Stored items
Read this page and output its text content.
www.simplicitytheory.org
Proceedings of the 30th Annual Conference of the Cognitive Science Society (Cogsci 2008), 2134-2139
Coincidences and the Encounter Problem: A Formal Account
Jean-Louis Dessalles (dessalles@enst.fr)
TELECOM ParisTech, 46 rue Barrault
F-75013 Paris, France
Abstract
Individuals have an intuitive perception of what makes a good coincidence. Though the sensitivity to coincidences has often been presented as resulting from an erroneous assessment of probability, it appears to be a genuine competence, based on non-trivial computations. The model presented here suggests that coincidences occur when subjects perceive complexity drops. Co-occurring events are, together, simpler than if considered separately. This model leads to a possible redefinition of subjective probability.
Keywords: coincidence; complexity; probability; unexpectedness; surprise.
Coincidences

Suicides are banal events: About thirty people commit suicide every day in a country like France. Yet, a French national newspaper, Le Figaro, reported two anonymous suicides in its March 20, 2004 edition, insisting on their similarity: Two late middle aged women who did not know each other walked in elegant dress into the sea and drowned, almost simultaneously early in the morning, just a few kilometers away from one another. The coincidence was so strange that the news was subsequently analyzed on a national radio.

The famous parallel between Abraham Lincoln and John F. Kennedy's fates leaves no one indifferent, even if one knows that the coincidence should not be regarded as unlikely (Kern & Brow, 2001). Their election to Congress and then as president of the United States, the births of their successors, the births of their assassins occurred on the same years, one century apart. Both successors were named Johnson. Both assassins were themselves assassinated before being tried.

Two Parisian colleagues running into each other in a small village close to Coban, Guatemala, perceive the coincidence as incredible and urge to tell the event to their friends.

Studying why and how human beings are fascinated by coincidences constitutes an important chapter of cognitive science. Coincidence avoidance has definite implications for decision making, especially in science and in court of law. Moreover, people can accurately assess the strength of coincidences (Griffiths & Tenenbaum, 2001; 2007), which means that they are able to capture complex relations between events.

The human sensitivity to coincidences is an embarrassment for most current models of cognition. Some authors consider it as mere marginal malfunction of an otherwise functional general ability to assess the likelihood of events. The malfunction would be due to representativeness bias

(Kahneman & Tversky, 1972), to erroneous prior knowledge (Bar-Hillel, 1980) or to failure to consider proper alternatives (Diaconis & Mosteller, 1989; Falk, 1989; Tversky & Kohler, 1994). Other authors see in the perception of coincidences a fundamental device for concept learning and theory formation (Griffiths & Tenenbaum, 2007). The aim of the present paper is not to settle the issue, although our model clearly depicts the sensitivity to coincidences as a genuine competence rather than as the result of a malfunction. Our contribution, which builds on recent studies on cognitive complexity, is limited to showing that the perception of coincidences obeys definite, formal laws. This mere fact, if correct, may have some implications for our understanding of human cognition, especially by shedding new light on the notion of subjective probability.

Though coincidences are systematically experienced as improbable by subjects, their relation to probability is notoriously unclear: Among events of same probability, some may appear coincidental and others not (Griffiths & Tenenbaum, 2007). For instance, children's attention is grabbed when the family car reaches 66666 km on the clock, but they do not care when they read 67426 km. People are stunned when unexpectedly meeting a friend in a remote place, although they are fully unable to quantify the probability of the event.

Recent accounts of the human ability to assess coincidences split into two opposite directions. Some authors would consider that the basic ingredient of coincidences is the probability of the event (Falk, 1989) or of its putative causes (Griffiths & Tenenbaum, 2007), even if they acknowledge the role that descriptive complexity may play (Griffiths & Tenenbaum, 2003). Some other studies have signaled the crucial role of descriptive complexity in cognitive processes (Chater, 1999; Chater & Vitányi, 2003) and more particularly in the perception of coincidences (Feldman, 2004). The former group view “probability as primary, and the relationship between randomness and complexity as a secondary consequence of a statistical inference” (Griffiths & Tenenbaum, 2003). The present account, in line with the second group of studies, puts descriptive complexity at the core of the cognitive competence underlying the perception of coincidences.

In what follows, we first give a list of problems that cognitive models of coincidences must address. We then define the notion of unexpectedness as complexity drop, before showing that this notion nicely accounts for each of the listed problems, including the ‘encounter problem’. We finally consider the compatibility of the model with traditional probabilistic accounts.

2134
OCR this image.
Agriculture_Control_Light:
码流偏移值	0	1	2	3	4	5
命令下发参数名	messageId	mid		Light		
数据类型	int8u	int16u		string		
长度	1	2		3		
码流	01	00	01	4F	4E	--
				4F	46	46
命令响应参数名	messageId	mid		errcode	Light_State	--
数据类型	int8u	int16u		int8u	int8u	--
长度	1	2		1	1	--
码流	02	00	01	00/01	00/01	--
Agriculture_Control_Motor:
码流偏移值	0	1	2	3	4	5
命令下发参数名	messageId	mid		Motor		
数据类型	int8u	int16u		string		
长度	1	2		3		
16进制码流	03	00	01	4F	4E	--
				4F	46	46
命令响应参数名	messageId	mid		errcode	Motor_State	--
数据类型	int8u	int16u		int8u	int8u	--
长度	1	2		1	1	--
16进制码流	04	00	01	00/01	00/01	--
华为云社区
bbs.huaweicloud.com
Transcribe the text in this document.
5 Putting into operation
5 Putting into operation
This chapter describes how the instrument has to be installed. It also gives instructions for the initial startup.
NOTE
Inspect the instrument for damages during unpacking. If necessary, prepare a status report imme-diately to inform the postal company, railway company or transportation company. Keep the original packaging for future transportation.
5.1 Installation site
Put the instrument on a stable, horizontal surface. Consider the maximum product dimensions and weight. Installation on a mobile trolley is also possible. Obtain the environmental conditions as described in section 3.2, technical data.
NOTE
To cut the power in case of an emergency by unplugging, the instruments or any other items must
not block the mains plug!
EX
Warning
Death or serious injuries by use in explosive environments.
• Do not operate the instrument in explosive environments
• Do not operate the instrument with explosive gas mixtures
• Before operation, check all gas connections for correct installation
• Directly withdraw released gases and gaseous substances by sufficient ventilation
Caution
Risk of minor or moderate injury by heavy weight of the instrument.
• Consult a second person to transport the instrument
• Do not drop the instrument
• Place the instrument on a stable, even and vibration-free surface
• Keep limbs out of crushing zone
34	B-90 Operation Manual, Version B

**TASK DESCRIPTION:** Look over the listing. Pull out every line with the string "also" in it.

**COMPLETE ANSWER:**
This chapter describes how the instrument has to be installed. It also gives instructions for the initial startup.
Put the instrument on a stable, horizontal surface. Consider the maximum product dimensions and weight. Installation on a mobile trolley is also possible. Obtain the environmental conditions as described in section 3.2, technical data.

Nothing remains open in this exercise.